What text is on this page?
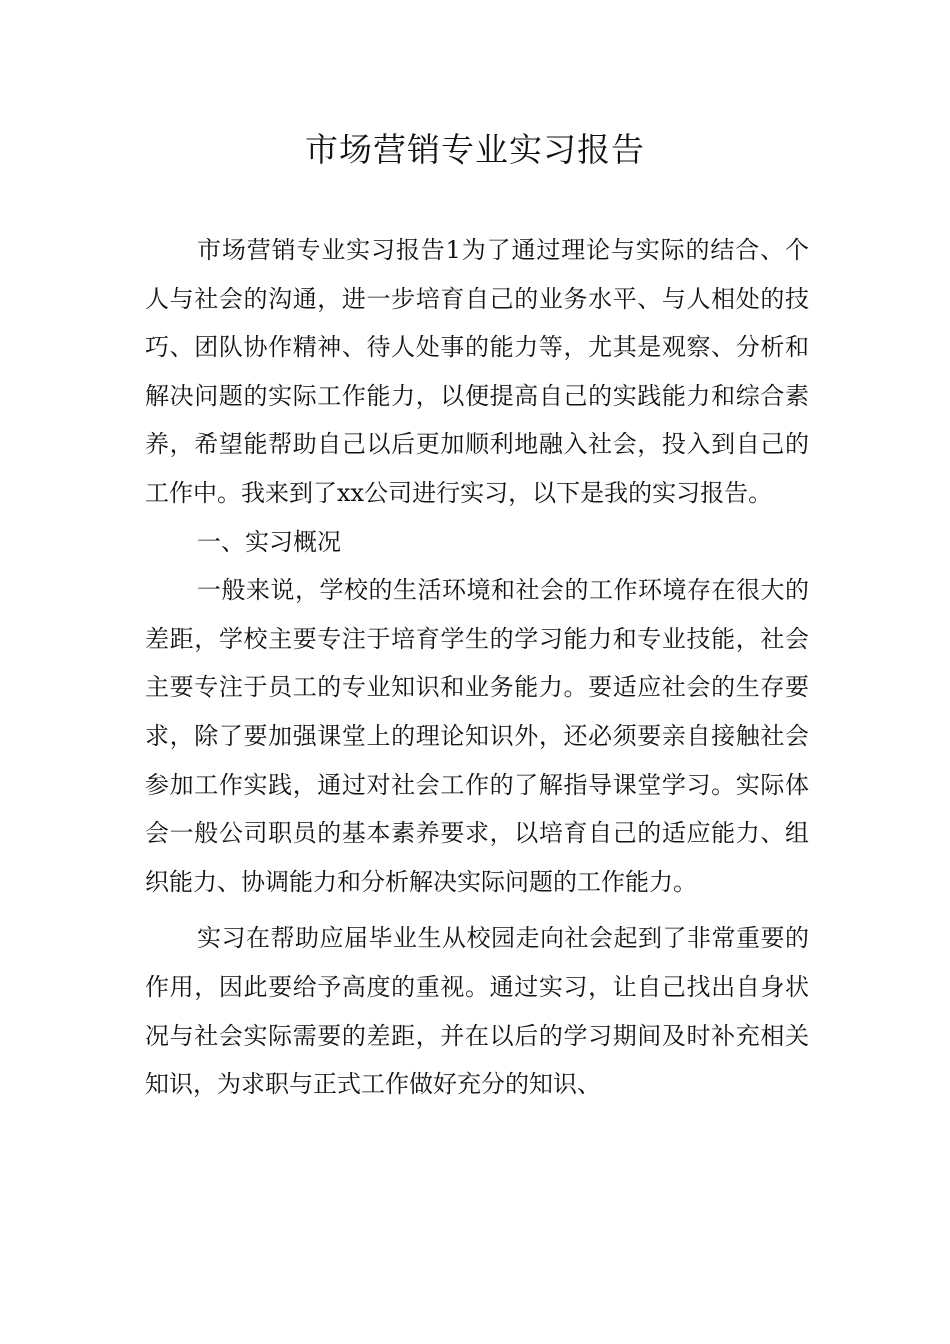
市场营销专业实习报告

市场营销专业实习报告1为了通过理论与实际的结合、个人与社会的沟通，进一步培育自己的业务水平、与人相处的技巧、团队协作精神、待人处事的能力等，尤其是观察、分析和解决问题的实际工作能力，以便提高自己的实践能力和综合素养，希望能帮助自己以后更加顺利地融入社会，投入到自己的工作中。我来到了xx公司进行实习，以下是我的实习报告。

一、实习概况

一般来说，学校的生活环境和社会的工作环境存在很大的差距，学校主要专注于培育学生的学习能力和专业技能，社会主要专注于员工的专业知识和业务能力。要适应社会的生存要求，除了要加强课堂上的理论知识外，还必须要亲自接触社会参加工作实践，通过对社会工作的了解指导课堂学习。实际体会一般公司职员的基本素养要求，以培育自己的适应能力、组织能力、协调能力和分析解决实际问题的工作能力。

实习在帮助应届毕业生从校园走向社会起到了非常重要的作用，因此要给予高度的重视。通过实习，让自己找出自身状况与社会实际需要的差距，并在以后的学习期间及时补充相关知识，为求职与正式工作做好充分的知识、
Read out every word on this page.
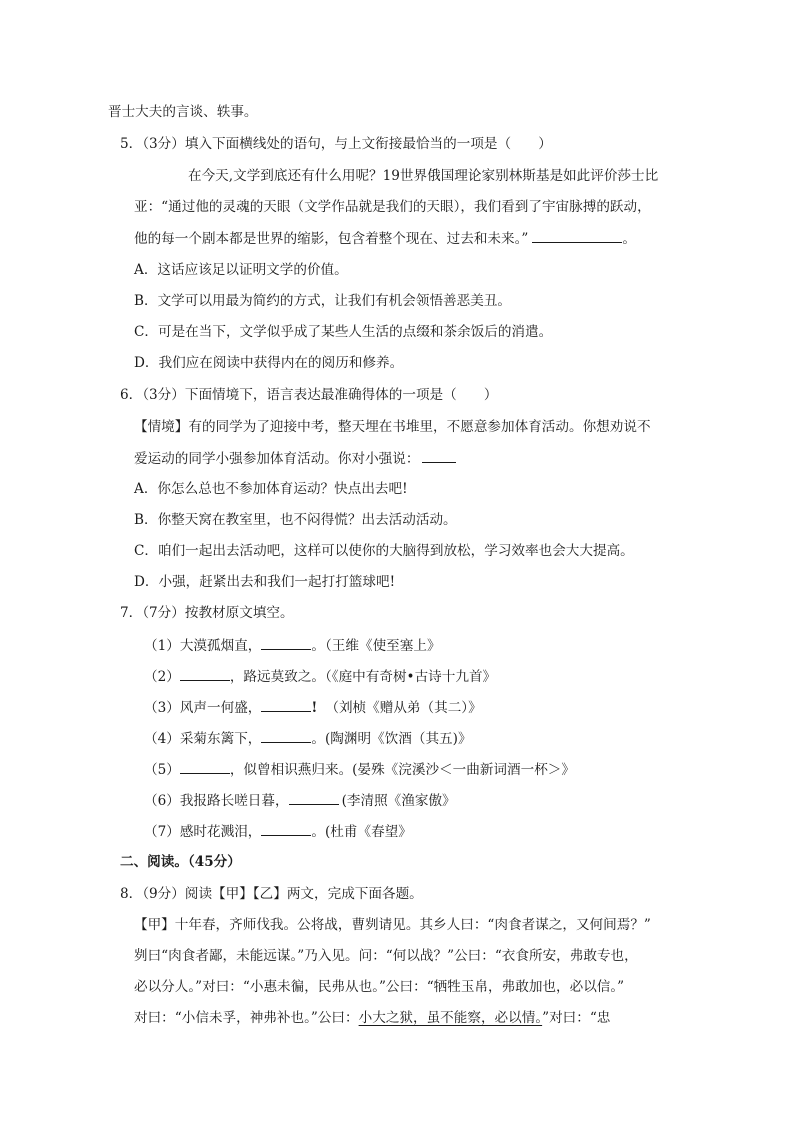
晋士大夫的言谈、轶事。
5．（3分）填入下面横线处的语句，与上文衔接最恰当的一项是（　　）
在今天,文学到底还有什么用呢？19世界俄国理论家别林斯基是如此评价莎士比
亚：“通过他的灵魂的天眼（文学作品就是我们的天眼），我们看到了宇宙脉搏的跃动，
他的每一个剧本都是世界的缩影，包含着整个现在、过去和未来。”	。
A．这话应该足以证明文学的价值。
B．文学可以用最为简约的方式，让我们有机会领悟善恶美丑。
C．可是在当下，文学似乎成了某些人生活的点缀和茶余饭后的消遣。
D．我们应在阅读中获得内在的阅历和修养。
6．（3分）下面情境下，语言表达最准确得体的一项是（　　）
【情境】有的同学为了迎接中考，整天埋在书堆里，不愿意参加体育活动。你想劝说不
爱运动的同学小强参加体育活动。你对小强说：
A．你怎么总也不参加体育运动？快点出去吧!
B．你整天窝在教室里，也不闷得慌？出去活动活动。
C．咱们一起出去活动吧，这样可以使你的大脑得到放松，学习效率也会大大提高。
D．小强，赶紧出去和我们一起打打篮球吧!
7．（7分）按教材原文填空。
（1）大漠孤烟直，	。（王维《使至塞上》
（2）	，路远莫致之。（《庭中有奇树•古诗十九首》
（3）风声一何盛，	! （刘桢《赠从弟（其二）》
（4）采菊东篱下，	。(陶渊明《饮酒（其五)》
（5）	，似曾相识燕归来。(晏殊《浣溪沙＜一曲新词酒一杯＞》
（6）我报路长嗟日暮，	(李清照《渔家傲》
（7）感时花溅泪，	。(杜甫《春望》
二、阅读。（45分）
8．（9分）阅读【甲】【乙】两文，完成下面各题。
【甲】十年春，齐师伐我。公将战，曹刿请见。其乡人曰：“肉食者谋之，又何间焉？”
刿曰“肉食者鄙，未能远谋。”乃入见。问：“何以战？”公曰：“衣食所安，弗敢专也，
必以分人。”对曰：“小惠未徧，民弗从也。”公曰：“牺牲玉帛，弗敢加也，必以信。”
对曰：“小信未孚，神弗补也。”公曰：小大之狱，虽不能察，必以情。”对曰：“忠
------------------------------------------------------------------------
(TASK DETAILS):
From the entries above, extract each line containing "page".

(RESULT OF THIS TASK):
What text is on this page?
Read out every word on this page.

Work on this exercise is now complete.